### What the task requires
Write out every entry precisely as given, leaving the pictures out.

### Figure record extracts
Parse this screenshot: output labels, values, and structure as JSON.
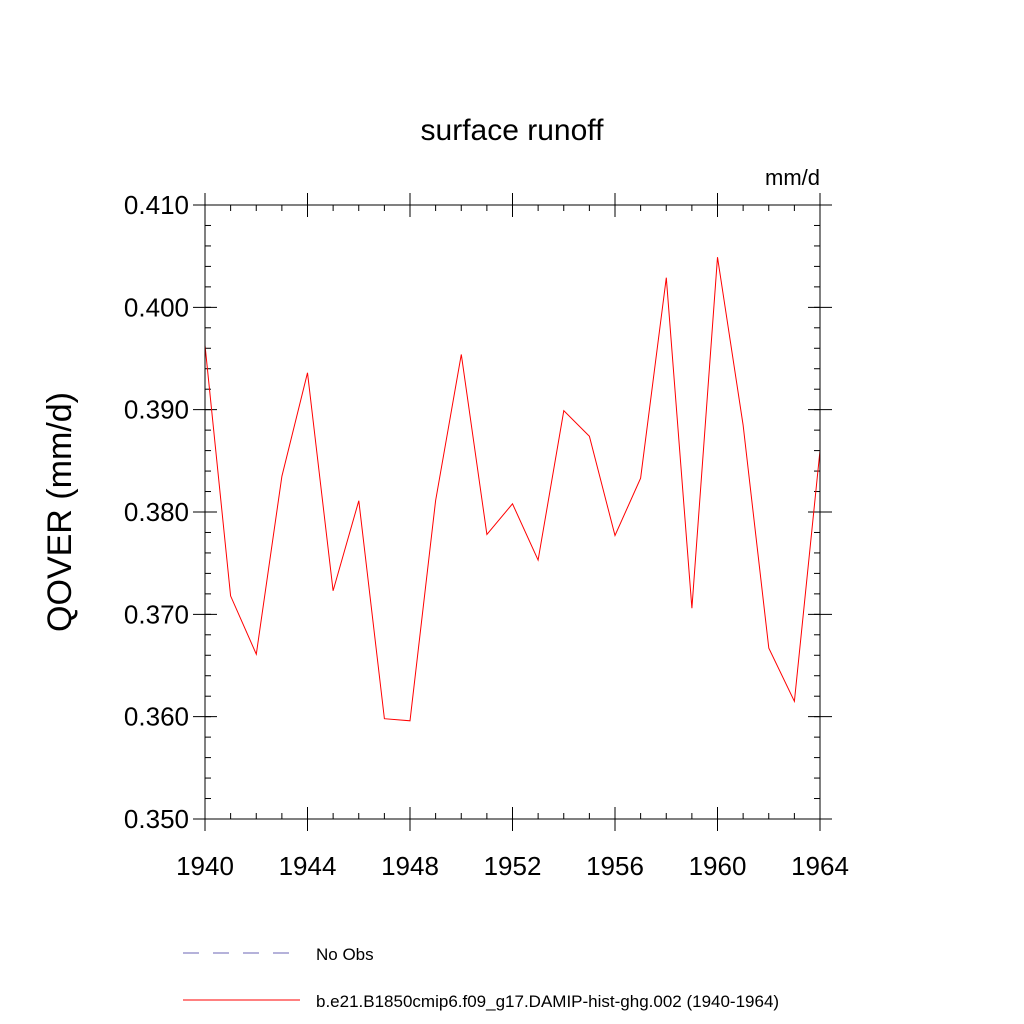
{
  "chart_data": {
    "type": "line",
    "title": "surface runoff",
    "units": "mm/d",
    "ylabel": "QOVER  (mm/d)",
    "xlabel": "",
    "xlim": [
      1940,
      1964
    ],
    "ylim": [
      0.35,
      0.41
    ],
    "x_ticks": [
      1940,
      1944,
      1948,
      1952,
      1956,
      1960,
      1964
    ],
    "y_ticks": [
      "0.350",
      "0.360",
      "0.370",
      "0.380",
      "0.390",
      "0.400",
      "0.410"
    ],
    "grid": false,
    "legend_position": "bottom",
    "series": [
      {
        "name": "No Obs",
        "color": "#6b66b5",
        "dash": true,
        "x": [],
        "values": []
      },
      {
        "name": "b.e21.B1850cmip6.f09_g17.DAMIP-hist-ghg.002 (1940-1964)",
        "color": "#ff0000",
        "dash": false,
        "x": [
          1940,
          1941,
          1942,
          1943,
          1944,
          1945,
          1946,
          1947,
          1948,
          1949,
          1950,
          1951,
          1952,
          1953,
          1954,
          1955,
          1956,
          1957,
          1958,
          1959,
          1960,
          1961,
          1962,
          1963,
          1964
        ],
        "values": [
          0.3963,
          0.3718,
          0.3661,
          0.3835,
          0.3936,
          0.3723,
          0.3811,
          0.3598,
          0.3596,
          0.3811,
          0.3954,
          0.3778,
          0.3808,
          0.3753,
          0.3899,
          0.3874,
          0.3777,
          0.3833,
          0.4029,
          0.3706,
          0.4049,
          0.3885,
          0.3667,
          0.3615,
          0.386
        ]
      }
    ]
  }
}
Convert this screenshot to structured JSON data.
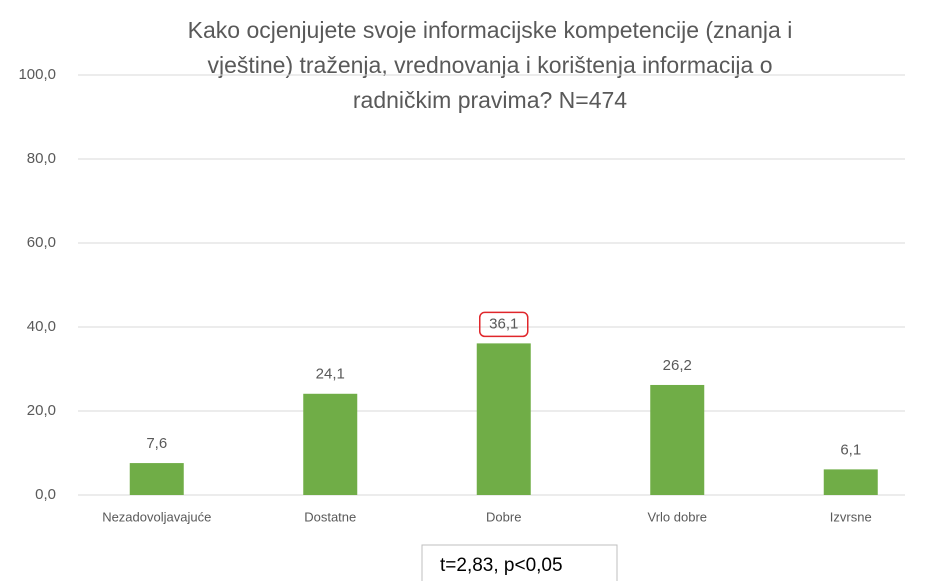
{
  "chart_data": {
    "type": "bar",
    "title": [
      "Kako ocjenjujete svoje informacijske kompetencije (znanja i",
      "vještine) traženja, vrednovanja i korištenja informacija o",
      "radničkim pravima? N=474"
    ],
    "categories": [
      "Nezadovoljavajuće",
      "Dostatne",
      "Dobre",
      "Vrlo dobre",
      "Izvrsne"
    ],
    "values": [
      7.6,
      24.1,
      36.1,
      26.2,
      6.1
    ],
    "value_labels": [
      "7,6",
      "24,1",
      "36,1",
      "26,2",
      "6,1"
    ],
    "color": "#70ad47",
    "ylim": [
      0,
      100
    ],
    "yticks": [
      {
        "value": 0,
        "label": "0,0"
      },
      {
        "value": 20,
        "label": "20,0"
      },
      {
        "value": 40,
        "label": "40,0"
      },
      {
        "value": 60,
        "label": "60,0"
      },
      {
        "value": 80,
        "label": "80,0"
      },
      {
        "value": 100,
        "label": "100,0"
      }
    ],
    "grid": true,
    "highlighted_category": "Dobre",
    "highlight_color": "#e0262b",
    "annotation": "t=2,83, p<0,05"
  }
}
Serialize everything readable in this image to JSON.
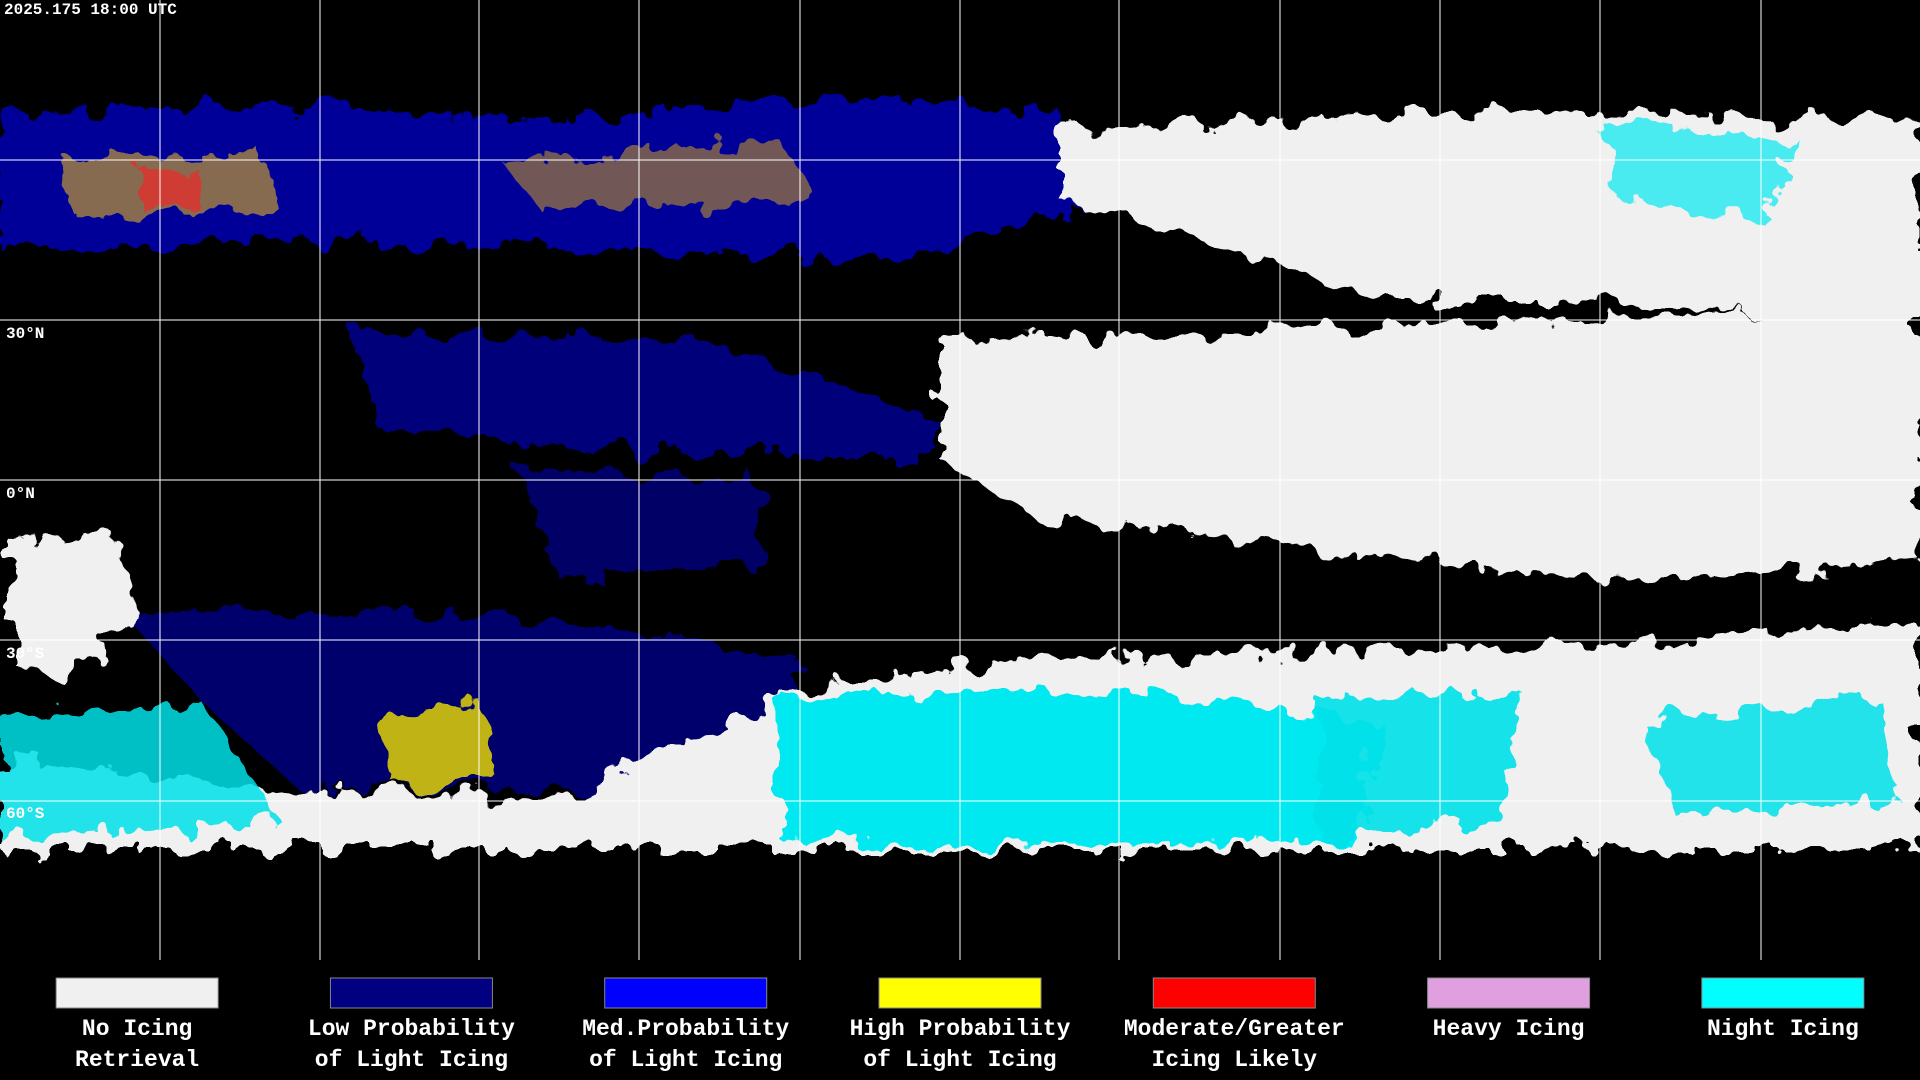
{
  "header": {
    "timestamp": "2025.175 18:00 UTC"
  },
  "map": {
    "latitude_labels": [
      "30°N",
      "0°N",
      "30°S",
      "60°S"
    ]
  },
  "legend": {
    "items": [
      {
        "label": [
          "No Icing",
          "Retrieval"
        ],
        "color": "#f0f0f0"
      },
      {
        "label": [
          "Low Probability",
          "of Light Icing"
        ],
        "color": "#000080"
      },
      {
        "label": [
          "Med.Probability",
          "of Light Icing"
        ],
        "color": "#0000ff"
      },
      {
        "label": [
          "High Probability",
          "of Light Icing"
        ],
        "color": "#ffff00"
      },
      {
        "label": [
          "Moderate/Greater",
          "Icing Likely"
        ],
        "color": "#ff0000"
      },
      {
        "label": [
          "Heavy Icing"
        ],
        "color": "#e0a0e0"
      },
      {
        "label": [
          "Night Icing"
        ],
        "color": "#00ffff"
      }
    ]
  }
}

### Answer in full
Parse this screenshot: output labels, values, and structure as JSON.
{
  "chart_data": {
    "type": "line",
    "title": "surface runoff",
    "units": "mm/d",
    "ylabel": "QOVER  (mm/d)",
    "xlabel": "",
    "xlim": [
      1940,
      1964
    ],
    "ylim": [
      0.35,
      0.41
    ],
    "x_ticks": [
      1940,
      1944,
      1948,
      1952,
      1956,
      1960,
      1964
    ],
    "y_ticks": [
      "0.350",
      "0.360",
      "0.370",
      "0.380",
      "0.390",
      "0.400",
      "0.410"
    ],
    "grid": false,
    "legend_position": "bottom",
    "series": [
      {
        "name": "No Obs",
        "color": "#6b66b5",
        "dash": true,
        "x": [],
        "values": []
      },
      {
        "name": "b.e21.B1850cmip6.f09_g17.DAMIP-hist-ghg.002 (1940-1964)",
        "color": "#ff0000",
        "dash": false,
        "x": [
          1940,
          1941,
          1942,
          1943,
          1944,
          1945,
          1946,
          1947,
          1948,
          1949,
          1950,
          1951,
          1952,
          1953,
          1954,
          1955,
          1956,
          1957,
          1958,
          1959,
          1960,
          1961,
          1962,
          1963,
          1964
        ],
        "values": [
          0.3963,
          0.3718,
          0.3661,
          0.3835,
          0.3936,
          0.3723,
          0.3811,
          0.3598,
          0.3596,
          0.3811,
          0.3954,
          0.3778,
          0.3808,
          0.3753,
          0.3899,
          0.3874,
          0.3777,
          0.3833,
          0.4029,
          0.3706,
          0.4049,
          0.3885,
          0.3667,
          0.3615,
          0.386
        ]
      }
    ]
  }
}
Convert this screenshot to structured JSON data.
{
  "chart_data": {
    "type": "bar",
    "title": [
      "Kako ocjenjujete svoje informacijske kompetencije (znanja i",
      "vještine) traženja, vrednovanja i korištenja informacija o",
      "radničkim pravima? N=474"
    ],
    "categories": [
      "Nezadovoljavajuće",
      "Dostatne",
      "Dobre",
      "Vrlo dobre",
      "Izvrsne"
    ],
    "values": [
      7.6,
      24.1,
      36.1,
      26.2,
      6.1
    ],
    "value_labels": [
      "7,6",
      "24,1",
      "36,1",
      "26,2",
      "6,1"
    ],
    "color": "#70ad47",
    "ylim": [
      0,
      100
    ],
    "yticks": [
      {
        "value": 0,
        "label": "0,0"
      },
      {
        "value": 20,
        "label": "20,0"
      },
      {
        "value": 40,
        "label": "40,0"
      },
      {
        "value": 60,
        "label": "60,0"
      },
      {
        "value": 80,
        "label": "80,0"
      },
      {
        "value": 100,
        "label": "100,0"
      }
    ],
    "grid": true,
    "highlighted_category": "Dobre",
    "highlight_color": "#e0262b",
    "annotation": "t=2,83, p<0,05"
  }
}
Serialize everything readable in this image to JSON.
{
  "header": {
    "timestamp": "2025.175 18:00 UTC"
  },
  "map": {
    "latitude_labels": [
      "30°N",
      "0°N",
      "30°S",
      "60°S"
    ]
  },
  "legend": {
    "items": [
      {
        "label": [
          "No Icing",
          "Retrieval"
        ],
        "color": "#f0f0f0"
      },
      {
        "label": [
          "Low Probability",
          "of Light Icing"
        ],
        "color": "#000080"
      },
      {
        "label": [
          "Med.Probability",
          "of Light Icing"
        ],
        "color": "#0000ff"
      },
      {
        "label": [
          "High Probability",
          "of Light Icing"
        ],
        "color": "#ffff00"
      },
      {
        "label": [
          "Moderate/Greater",
          "Icing Likely"
        ],
        "color": "#ff0000"
      },
      {
        "label": [
          "Heavy Icing"
        ],
        "color": "#e0a0e0"
      },
      {
        "label": [
          "Night Icing"
        ],
        "color": "#00ffff"
      }
    ]
  }
}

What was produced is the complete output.